> _EXTRACTED RECORDS_:
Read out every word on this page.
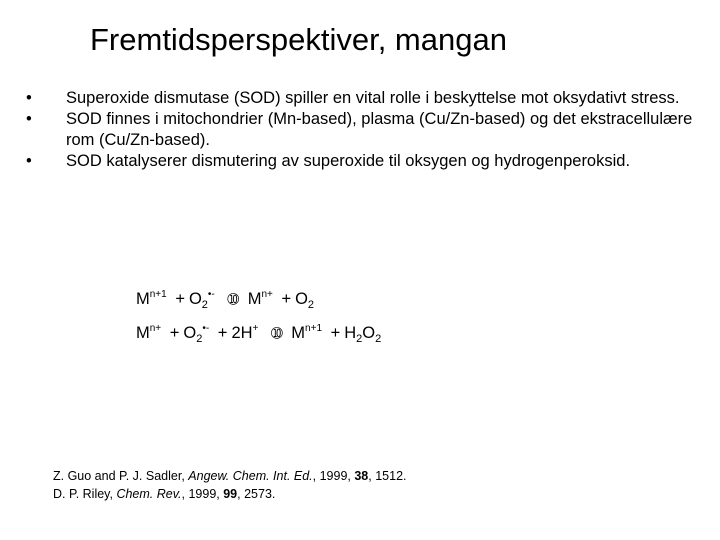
Fremtidsperspektiver, mangan
•	Superoxide dismutase (SOD) spiller en vital rolle i beskyttelse mot oksydativt stress.
•	SOD finnes i mitochondrier (Mn-based), plasma (Cu/Zn-based) og det ekstracellulære rom (Cu/Zn-based).
•	SOD katalyserer dismutering av superoxide til oksygen og hydrogenperoksid.
$M^{n+1} + O_2^{•-}$ ➉ $M^{n+} + O_2$
$M^{n+} + O_2^{•-} + 2H^+$ ➉ $M^{n+1} + H_2O_2$
Z. Guo and P. J. Sadler, Angew. Chem. Int. Ed., 1999, 38, 1512.
D. P. Riley, Chem. Rev., 1999, 99, 2573.
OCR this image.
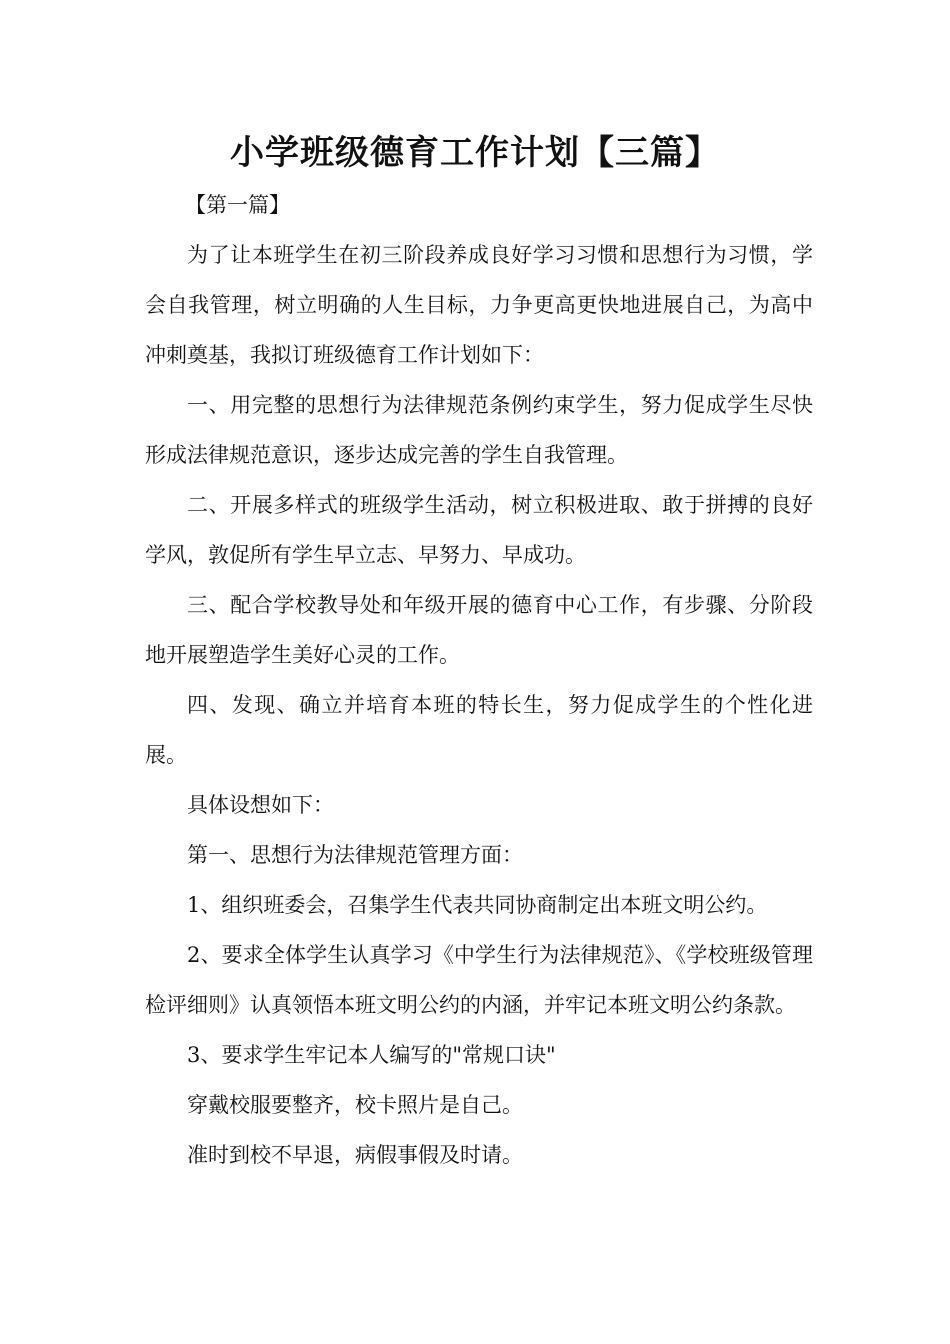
小学班级德育工作计划【三篇】

【第一篇】

为了让本班学生在初三阶段养成良好学习习惯和思想行为习惯，学会自我管理，树立明确的人生目标，力争更高更快地进展自己，为高中冲刺奠基，我拟订班级德育工作计划如下：

一、用完整的思想行为法律规范条例约束学生，努力促成学生尽快形成法律规范意识，逐步达成完善的学生自我管理。

二、开展多样式的班级学生活动，树立积极进取、敢于拼搏的良好学风，敦促所有学生早立志、早努力、早成功。

三、配合学校教导处和年级开展的德育中心工作，有步骤、分阶段地开展塑造学生美好心灵的工作。

四、发现、确立并培育本班的特长生，努力促成学生的个性化进展。

具体设想如下：

第一、思想行为法律规范管理方面：

1、组织班委会，召集学生代表共同协商制定出本班文明公约。

2、要求全体学生认真学习《中学生行为法律规范》、《学校班级管理检评细则》认真领悟本班文明公约的内涵，并牢记本班文明公约条款。

3、要求学生牢记本人编写的"常规口诀"

穿戴校服要整齐，校卡照片是自己。

准时到校不早退，病假事假及时请。
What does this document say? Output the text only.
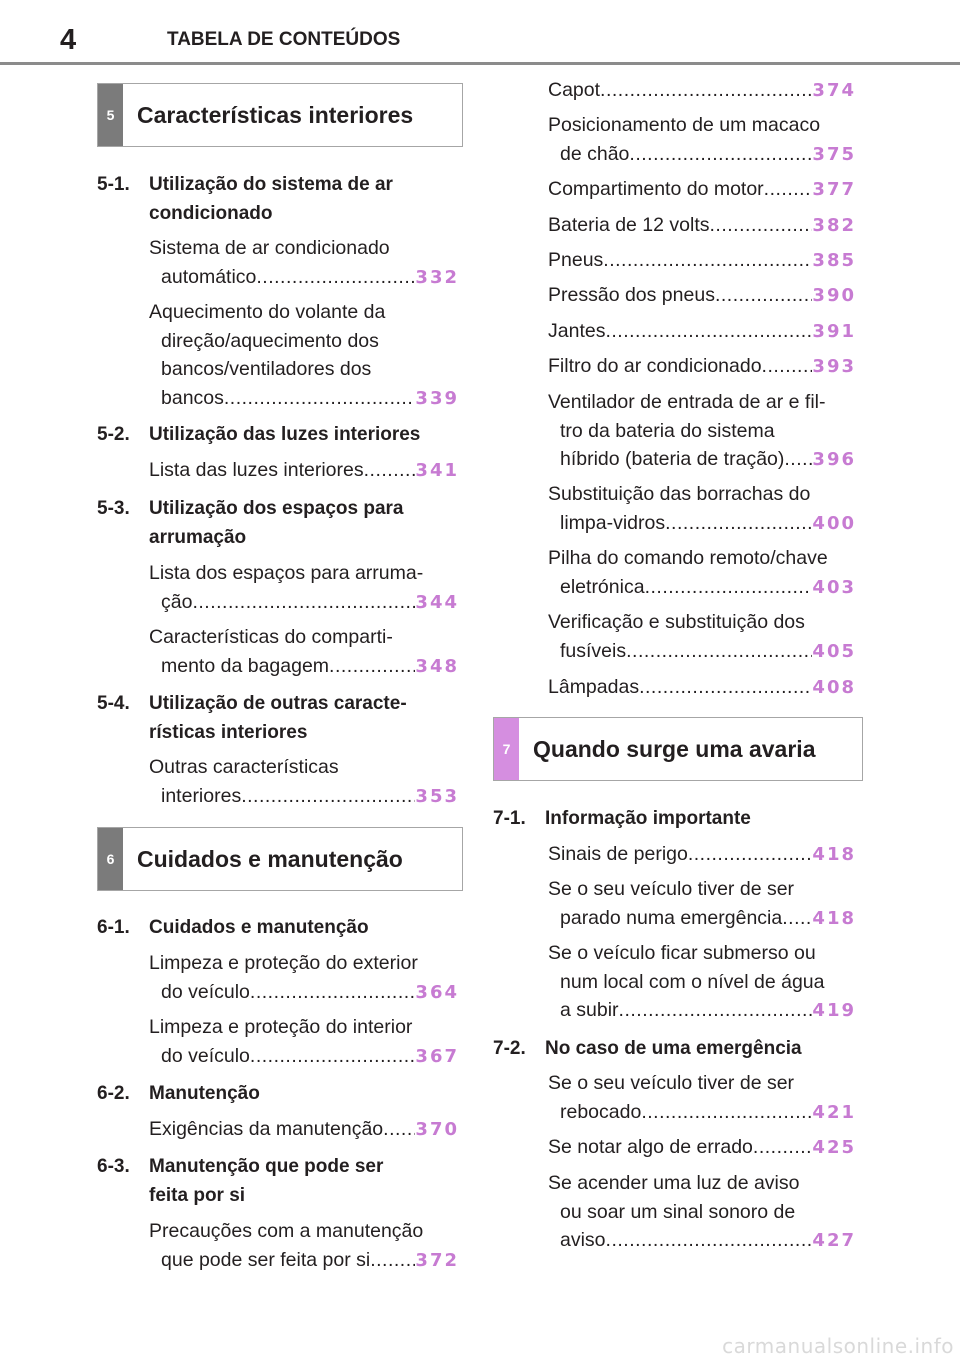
4	TABELA DE CONTEÚDOS
5 Características interiores
5-1.	Utilização do sistema de ar
condicionado
Sistema de ar condicionado
automático .....	332
Aquecimento do volante da
direção/aquecimento dos
bancos/ventiladores dos
bancos .....	339
5-2.	Utilização das luzes interiores
Lista das luzes interiores .....	341
5-3.	Utilização dos espaços para
arrumação
Lista dos espaços para arruma-
ção .....	344
Características do comparti-
mento da bagagem .....	348
5-4.	Utilização de outras caracte-
rísticas interiores
Outras características
interiores .....	353
6 Cuidados e manutenção
6-1.	Cuidados e manutenção
Limpeza e proteção do exterior
do veículo .....	364
Limpeza e proteção do interior
do veículo .....	367
6-2.	Manutenção
Exigências da manutenção ..... 370
6-3.	Manutenção que pode ser
feita por si
Precauções com a manutenção
que pode ser feita por si .....	372
Capot .....	374
Posicionamento de um macaco
de chão .....	375
Compartimento do motor .....	377
Bateria de 12 volts .....	382
Pneus .....	385
Pressão dos pneus .....	390
Jantes .....	391
Filtro do ar condicionado .....	393
Ventilador de entrada de ar e fil-
tro da bateria do sistema
híbrido (bateria de tração) ..... 396
Substituição das borrachas do
limpa-vidros .....	400
Pilha do comando remoto/chave
eletrónica .....	403
Verificação e substituição dos
fusíveis .....	405
Lâmpadas .....	408
7 Quando surge uma avaria
7-1.	Informação importante
Sinais de perigo .....	418
Se o seu veículo tiver de ser
parado numa emergência ..... 418
Se o veículo ficar submerso ou
num local com o nível de água
a subir .....	419
7-2.	No caso de uma emergência
Se o seu veículo tiver de ser
rebocado .....	421
Se notar algo de errado .....	425
Se acender uma luz de aviso
ou soar um sinal sonoro de
aviso .....	427
carmanualsonline.info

> _TASK BRIEF_: Transcribe every record above exactly, leaving out the pictures.

> _PROBLEM SOLUTION_:
Read out every word on this page.
Fremtidsperspektiver, mangan
•	Superoxide dismutase (SOD) spiller en vital rolle i beskyttelse mot oksydativt stress.
•	SOD finnes i mitochondrier (Mn-based), plasma (Cu/Zn-based) og det ekstracellulære rom (Cu/Zn-based).
•	SOD katalyserer dismutering av superoxide til oksygen og hydrogenperoksid.
$M^{n+1} + O_2^{•-}$ ➉ $M^{n+} + O_2$
$M^{n+} + O_2^{•-} + 2H^+$ ➉ $M^{n+1} + H_2O_2$
Z. Guo and P. J. Sadler, Angew. Chem. Int. Ed., 1999, 38, 1512.
D. P. Riley, Chem. Rev., 1999, 99, 2573.
OCR this image.
小学班级德育工作计划【三篇】

【第一篇】

为了让本班学生在初三阶段养成良好学习习惯和思想行为习惯，学会自我管理，树立明确的人生目标，力争更高更快地进展自己，为高中冲刺奠基，我拟订班级德育工作计划如下：

一、用完整的思想行为法律规范条例约束学生，努力促成学生尽快形成法律规范意识，逐步达成完善的学生自我管理。

二、开展多样式的班级学生活动，树立积极进取、敢于拼搏的良好学风，敦促所有学生早立志、早努力、早成功。

三、配合学校教导处和年级开展的德育中心工作，有步骤、分阶段地开展塑造学生美好心灵的工作。

四、发现、确立并培育本班的特长生，努力促成学生的个性化进展。

具体设想如下：

第一、思想行为法律规范管理方面：

1、组织班委会，召集学生代表共同协商制定出本班文明公约。

2、要求全体学生认真学习《中学生行为法律规范》、《学校班级管理检评细则》认真领悟本班文明公约的内涵，并牢记本班文明公约条款。

3、要求学生牢记本人编写的"常规口诀"

穿戴校服要整齐，校卡照片是自己。

准时到校不早退，病假事假及时请。
What does this document say? Output the text only.
4	TABELA DE CONTEÚDOS
5 Características interiores
5-1.	Utilização do sistema de ar
condicionado
Sistema de ar condicionado
automático .....	332
Aquecimento do volante da
direção/aquecimento dos
bancos/ventiladores dos
bancos .....	339
5-2.	Utilização das luzes interiores
Lista das luzes interiores .....	341
5-3.	Utilização dos espaços para
arrumação
Lista dos espaços para arruma-
ção .....	344
Características do comparti-
mento da bagagem .....	348
5-4.	Utilização de outras caracte-
rísticas interiores
Outras características
interiores .....	353
6 Cuidados e manutenção
6-1.	Cuidados e manutenção
Limpeza e proteção do exterior
do veículo .....	364
Limpeza e proteção do interior
do veículo .....	367
6-2.	Manutenção
Exigências da manutenção ..... 370
6-3.	Manutenção que pode ser
feita por si
Precauções com a manutenção
que pode ser feita por si .....	372
Capot .....	374
Posicionamento de um macaco
de chão .....	375
Compartimento do motor .....	377
Bateria de 12 volts .....	382
Pneus .....	385
Pressão dos pneus .....	390
Jantes .....	391
Filtro do ar condicionado .....	393
Ventilador de entrada de ar e fil-
tro da bateria do sistema
híbrido (bateria de tração) ..... 396
Substituição das borrachas do
limpa-vidros .....	400
Pilha do comando remoto/chave
eletrónica .....	403
Verificação e substituição dos
fusíveis .....	405
Lâmpadas .....	408
7 Quando surge uma avaria
7-1.	Informação importante
Sinais de perigo .....	418
Se o seu veículo tiver de ser
parado numa emergência ..... 418
Se o veículo ficar submerso ou
num local com o nível de água
a subir .....	419
7-2.	No caso de uma emergência
Se o seu veículo tiver de ser
rebocado .....	421
Se notar algo de errado .....	425
Se acender uma luz de aviso
ou soar um sinal sonoro de
aviso .....	427
carmanualsonline.info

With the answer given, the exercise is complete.